## 阅读摘录
• • •

POJ-1961 Period-KMP字首串重複次數

kewlgrl發表於2015-08-25
KMP
Period
Time Limit: 3000MS   Memory Limit: 30000K
Total Submissions: 14803   Accepted: 7054

Description

For each prefix of a given string S with N characters (each character has an ASCII code between 97 and 126, inclusive), we want to know whether the prefix is a periodic string. That is, for each i (2 <= i <= N) we want to know the largest K > 1 (if there is one) such that the prefix of S with length i can be written as AK ,that is A concatenated K times, for some string A. Of course, we also want to know the period K.

Input

The input consists of several test cases. Each test case consists of two lines. The first one contains N (2 <= N <= 1 000 000) – the size of the string S.The second line contains the string S. The input file ends with a line, having the
number zero on it.

Output

For each test case, output "Test case #" and the consecutive test case number on a single line; then, for each prefix with length i that has a period K > 1, output the prefix size i and the period K separated by a single space; the prefix sizes must be in increasing order. Print a blank line after each test case.

• • •

(来自版面数据集的行)
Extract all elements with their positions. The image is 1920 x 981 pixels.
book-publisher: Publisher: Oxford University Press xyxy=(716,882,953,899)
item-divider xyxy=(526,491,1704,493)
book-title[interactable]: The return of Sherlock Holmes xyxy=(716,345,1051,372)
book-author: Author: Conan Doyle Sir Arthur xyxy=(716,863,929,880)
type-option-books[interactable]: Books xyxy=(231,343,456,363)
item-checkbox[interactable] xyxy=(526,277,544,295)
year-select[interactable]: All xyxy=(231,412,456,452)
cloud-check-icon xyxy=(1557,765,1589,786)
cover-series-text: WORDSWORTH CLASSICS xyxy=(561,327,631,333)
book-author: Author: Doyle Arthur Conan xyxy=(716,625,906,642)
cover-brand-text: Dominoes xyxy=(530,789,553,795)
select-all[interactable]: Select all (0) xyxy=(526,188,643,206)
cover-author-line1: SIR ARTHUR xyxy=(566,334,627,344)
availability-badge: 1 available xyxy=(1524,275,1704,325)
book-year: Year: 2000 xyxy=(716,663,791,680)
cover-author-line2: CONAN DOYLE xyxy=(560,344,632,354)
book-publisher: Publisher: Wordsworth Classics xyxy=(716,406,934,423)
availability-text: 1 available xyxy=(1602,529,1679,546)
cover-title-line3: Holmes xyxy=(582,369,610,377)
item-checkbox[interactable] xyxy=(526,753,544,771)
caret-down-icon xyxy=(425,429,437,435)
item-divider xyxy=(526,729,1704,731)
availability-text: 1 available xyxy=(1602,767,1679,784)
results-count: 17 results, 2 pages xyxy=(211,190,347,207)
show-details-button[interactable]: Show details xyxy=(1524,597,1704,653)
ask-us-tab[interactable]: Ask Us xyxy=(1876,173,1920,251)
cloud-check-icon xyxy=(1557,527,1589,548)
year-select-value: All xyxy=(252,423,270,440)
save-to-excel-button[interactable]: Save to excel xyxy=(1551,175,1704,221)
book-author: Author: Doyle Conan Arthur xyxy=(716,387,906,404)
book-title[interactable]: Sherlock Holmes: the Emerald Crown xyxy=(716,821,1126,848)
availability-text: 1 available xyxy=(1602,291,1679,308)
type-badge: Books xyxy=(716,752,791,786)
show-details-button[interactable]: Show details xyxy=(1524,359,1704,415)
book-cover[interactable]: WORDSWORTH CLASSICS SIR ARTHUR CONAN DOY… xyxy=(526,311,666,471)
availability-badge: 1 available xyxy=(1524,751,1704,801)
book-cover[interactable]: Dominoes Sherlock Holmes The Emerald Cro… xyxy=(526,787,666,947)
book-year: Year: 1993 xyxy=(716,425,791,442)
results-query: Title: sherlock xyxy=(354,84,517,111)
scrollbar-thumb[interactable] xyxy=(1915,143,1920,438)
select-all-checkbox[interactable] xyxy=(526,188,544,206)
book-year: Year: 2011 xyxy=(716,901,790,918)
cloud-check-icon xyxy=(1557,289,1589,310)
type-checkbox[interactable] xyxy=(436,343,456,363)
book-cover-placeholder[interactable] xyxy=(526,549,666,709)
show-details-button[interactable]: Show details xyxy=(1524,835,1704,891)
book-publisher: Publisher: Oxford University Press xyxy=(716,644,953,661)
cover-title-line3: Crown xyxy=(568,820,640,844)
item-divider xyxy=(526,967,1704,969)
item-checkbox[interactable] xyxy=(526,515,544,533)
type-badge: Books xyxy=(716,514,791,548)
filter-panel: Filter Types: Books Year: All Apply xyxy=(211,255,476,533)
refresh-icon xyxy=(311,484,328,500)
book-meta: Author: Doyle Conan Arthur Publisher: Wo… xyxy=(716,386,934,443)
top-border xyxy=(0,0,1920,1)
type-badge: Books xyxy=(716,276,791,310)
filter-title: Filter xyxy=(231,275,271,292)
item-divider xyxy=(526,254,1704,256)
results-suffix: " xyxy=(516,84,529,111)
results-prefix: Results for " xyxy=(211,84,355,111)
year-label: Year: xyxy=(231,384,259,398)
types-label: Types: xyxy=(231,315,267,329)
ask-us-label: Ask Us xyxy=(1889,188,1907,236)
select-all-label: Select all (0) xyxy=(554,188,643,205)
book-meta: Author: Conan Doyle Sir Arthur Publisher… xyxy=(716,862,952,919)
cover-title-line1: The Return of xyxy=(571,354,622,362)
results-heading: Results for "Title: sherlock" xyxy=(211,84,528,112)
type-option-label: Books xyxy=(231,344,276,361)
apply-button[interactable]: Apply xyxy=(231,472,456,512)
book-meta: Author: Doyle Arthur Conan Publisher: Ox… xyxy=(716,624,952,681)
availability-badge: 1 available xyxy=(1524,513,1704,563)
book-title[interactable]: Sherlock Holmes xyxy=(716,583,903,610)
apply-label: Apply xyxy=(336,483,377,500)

• • •

## 待完成任务
(1) 在 POJ-1961 题目说明里，字符串 S 的长度 N 的取值范围是多少？
(2) 从 POJ-1961 题目说明的最后一句之后接着往下续写。
这些记录与上面的 POJ-1961 题目说明没有关系。

## 任务答案
(1) 2 <= N <= 1 000 000。

(2)
Sample Input

3
aaa
12
aabaabaabaab
0

Sample Output

Test case #1
2 2
3 3

Test case #2
2 2
6 2
9 3
12 4

Source

Southeastern Europe 2004

/*    
*Copyright (c)2015,煙臺大學計算機與控制工程學院    
*All rights reserved.      
*作    者:單昕昕    
*完成日期:2015年8月25日    
*版 本 號:v1.0        
*/ 
#include <cstdio>
#include <cstring>
#include <iostream>
using namespace std;
const int maxw=1000000+10;
char a[maxw];
int next[maxw];
int main()
{
    int n,i,t=1;
    while(cin>>n&&n!=0)
    {
        scanf("%s",a);
        next[0]=-1;
        next[1]=0;
        int p=0;
        printf("Test case #%d\n",t++);
        for(i=2; i<=n; i++)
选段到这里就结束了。